Document excerpt:

--- Start ---

A few tips for visiting Japan
Useful information I learned about Japan
I must admit, although I had heard so many wonderful things
about Japan, for some reason, it was never high on my list of places to
visit. To be honest, my heart is in
Europe; its where I spend the most time and there are so many places much
higher on my ‘to do list’. That being
said, a friend invited me (or did I invite myself) to join her for a 3-month
trip around SE Asia at the beginning of 2018.
I was surprised at how much I loved all the countries we visited. This summer I found an amazing group tour for
China (www.intertrips.com)
and I didn’t hesitate to head back ‘East’.
Note: the Intertrips to China are
an unbeatable deal; they are so cheap because the Chinese government supplements
them to boost tourism. You can find post
for all those trips here: www.Lisaslivingherdream.blogspot.com
So why Japan? Well, I
was in the neighborhood (sort of) so why not.
I plan on spending 6 months in Australia and New Zealand, but I had a
month free before my first hotel reservation in December. As is usually the case, I really wish I
hadn’t booked a non-refundable stay in Australia, so I could have stayed in
Japan longer.
1st thing I noticed was just how friendly the
Japanese people were! It was so easy to
get around using public transportation in part because literally everyone went
out of their way to help if you look the least bit lost. Even though I did encounter many people who
spoke no English, once they understand where you are trying to go, they will
either point the way, or sometimes, lead you to the right train. The signs are all in Japanese of course, but
most will also have the English translation, so not speaking or reading
Japanese really wasn’t an issue. Of course,
it’s always handy to have Google Translate.
I had to ask for several items in a supermarket because the packaging wasn’t
what I was used to, (huge display of white cream in squeeze tubes, turned out
to be the mayo I was looking all over for) or, I couldn’t read it. Here I would guess the English translation on
packaged items is about 30 to 40%. I had
an entire conversation, me speaking English and a young lady speaking Japanese,
about milk. I wanted chocolate milk, but
I suspected it was cold coffee. She
wanted so badly to help, but I realized later, she thought I wanted
coffee. She assured me I wanted item A
not B. I should have smelled it first;
did I mention I HATE coffee? Don’t
judge…
They are also, very, very polite. I clearly bumped into a woman who profusely
apologized to me. A hotel employee asked
if she could ride in my elevator. They
do not point. At all. If they want to direct you, they use the
whole hand. Think Vanna White inviting
you to solve the puzzle. When giving you
your change, they will place the bills in both hands, palms together, like
serving you a gift on a platter.A bit about restaurants and food. Sadly for me, I’ve never been a fan of Japanese food. Vietnamese and Thai food is another story, I can never get enough. I found that Italian is very popular in Japan and I had some amazing pizza and pasta. If you’ve ever been to Naples, you know they have a unique type of pizza that I think is the best in the world. I found a few restaurants with genuine stone ovens that must have Nepalese born Italians hidden away somewhere, it was that authentic. I also really like the tiny restaurants that served pork and chicken cutlets. Like most restaurants, you see the pictures outside. I was initially drawn in because I could identify the food. As much as I travel, and love to experience new cultures, I am not an adventurous eater. In fact the opposite is true, I’m very picky. I don’t think this type of place is a chain, rather just a common type of restaurant, much like ramen noodles houses are everywhere. Anyway, I went inside and discovered that you order your food from a machine in the wall, kind of like the McDonalds kiosk. You sit at a long table attached to a wall, shoulder to shoulder with your neighbors. It’s a different type of fast food restaurant and the food was very good.

--- End ---

Stored data:
--- Start ---

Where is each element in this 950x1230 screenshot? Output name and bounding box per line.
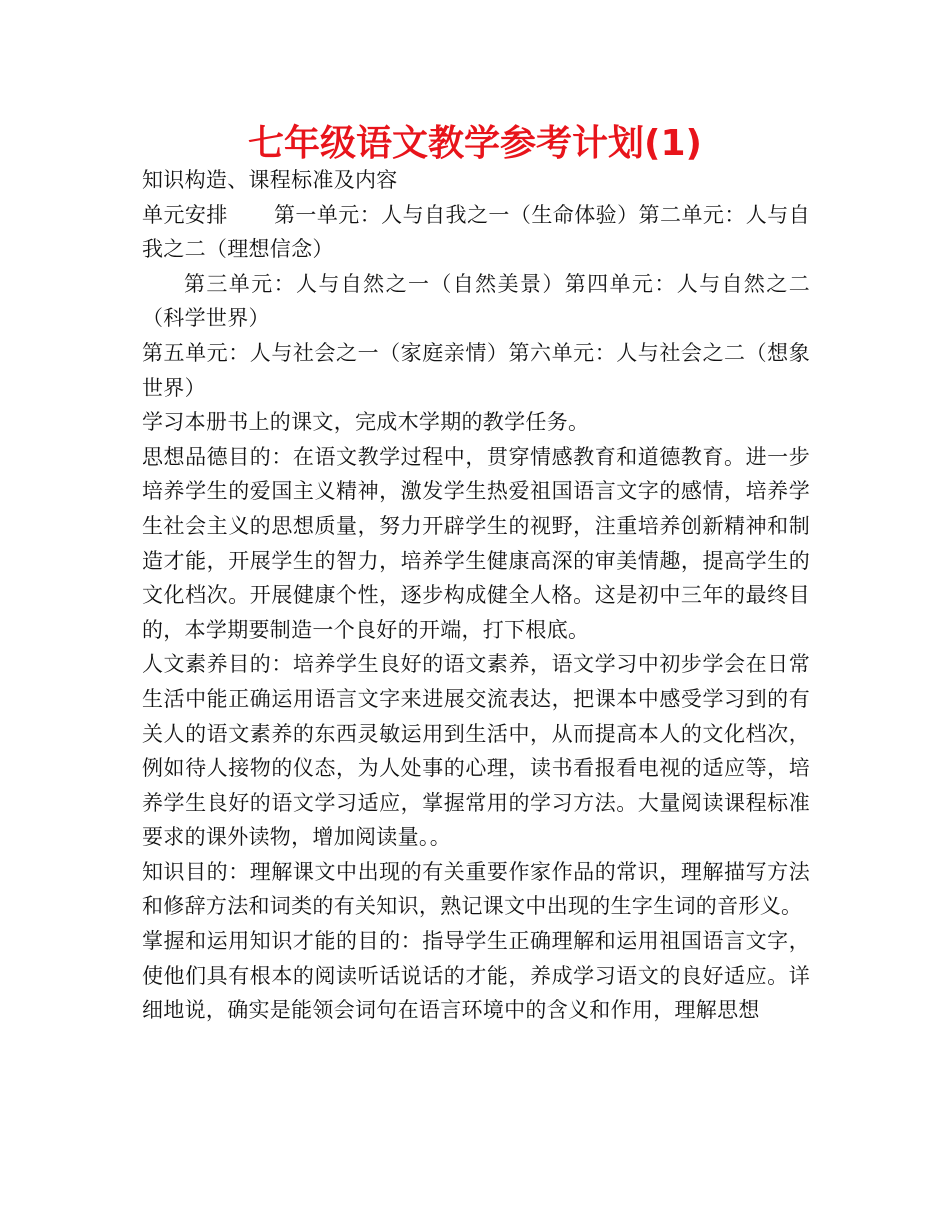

--- End ---

Problem set:
(1) Transcribe the Japan travel post from "and I didn’t" up to and including "Japan longer.".
(2) In the Japan travel post, what did the white cream in squeeze tubes at the supermarket turn out to be?
The material comes from a separate source and has no connection to the Japan travel post.

Answers below:
(1)
and I didn’t hesitate to head back ‘East’.
Note: the Intertrips to China are
an unbeatable deal; they are so cheap because the Chinese government supplements
them to boost tourism. You can find post
for all those trips here: www.Lisaslivingherdream.blogspot.com
So why Japan? Well, I
was in the neighborhood (sort of) so why not.
I plan on spending 6 months in Australia and New Zealand, but I had a
month free before my first hotel reservation in December. As is usually the case, I really wish I
hadn’t booked a non-refundable stay in Australia, so I could have stayed in
Japan longer.

(2) It turned out to be mayo.